• Task requirements: Filter the data for lines with the word "fonctionnement", then copy every line so identified.

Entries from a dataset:
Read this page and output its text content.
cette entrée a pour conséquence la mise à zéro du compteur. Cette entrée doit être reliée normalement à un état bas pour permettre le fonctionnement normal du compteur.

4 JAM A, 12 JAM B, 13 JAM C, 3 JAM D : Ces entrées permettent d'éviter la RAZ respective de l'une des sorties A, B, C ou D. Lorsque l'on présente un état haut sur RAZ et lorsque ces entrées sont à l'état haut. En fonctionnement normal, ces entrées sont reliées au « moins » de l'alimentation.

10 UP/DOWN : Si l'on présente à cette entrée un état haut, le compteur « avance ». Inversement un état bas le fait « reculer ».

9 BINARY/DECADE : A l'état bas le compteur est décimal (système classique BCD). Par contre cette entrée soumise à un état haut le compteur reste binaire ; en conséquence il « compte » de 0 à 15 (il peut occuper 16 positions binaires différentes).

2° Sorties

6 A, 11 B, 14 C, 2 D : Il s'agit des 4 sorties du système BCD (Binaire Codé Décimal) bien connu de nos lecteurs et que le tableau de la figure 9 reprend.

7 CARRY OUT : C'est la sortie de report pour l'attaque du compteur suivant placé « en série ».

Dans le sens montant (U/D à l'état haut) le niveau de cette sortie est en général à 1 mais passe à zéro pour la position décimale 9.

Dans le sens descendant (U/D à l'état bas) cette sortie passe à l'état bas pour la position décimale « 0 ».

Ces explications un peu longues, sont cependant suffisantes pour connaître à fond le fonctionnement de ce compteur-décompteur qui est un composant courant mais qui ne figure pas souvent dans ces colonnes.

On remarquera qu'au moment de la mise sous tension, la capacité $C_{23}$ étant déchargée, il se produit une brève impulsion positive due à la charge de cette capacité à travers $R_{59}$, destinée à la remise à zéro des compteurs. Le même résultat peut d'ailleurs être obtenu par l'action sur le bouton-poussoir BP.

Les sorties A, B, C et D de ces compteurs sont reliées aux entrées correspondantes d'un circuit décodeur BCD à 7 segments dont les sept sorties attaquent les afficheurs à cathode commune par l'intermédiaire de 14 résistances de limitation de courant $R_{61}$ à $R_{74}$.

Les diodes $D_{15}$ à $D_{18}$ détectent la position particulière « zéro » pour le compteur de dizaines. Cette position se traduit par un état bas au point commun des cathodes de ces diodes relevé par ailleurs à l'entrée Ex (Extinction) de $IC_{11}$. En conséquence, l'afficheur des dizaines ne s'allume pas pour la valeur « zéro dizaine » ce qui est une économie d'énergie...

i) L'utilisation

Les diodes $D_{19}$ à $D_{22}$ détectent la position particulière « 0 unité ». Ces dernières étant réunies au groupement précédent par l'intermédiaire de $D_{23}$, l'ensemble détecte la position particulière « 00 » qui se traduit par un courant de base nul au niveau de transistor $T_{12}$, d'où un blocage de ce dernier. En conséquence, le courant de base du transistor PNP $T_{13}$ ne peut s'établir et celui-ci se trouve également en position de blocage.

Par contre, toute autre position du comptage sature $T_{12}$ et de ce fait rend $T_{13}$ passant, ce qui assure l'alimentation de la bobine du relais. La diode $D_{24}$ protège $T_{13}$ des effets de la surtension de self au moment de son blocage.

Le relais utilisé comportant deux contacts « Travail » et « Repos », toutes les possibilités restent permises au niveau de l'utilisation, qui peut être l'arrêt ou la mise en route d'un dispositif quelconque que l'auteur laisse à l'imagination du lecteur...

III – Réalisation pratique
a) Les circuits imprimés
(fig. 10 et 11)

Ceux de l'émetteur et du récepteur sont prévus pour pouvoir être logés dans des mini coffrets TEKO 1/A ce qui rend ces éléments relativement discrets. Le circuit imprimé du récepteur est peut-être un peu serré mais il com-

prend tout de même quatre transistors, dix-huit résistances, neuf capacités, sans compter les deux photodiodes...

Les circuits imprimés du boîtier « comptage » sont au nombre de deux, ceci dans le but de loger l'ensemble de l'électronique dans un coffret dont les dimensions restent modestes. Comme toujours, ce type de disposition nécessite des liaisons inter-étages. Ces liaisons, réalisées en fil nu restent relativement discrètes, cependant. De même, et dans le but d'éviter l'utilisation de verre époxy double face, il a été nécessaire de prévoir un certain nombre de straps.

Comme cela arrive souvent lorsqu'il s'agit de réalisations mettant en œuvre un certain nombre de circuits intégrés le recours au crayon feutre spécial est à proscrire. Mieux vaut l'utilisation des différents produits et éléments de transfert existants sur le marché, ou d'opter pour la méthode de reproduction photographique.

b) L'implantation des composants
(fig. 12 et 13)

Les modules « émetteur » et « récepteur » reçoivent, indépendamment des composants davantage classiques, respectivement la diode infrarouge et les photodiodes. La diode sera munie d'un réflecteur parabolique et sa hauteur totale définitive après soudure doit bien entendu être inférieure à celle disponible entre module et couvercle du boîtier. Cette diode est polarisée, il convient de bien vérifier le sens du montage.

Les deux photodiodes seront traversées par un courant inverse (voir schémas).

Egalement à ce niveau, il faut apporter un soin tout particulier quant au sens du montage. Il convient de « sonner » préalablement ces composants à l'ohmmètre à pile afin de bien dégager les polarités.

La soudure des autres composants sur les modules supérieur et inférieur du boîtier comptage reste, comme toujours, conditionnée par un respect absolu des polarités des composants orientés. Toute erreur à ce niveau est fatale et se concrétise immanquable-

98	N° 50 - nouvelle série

• Task result:
cette entrée a pour conséquence la mise à zéro du compteur. Cette entrée doit être reliée normalement à un état bas pour permettre le fonctionnement normal du compteur.
4 JAM A, 12 JAM B, 13 JAM C, 3 JAM D : Ces entrées permettent d'éviter la RAZ respective de l'une des sorties A, B, C ou D. Lorsque l'on présente un état haut sur RAZ et lorsque ces entrées sont à l'état haut. En fonctionnement normal, ces entrées sont reliées au « moins » de l'alimentation.
Ces explications un peu longues, sont cependant suffisantes pour connaître à fond le fonctionnement de ce compteur-décompteur qui est un composant courant mais qui ne figure pas souvent dans ces colonnes.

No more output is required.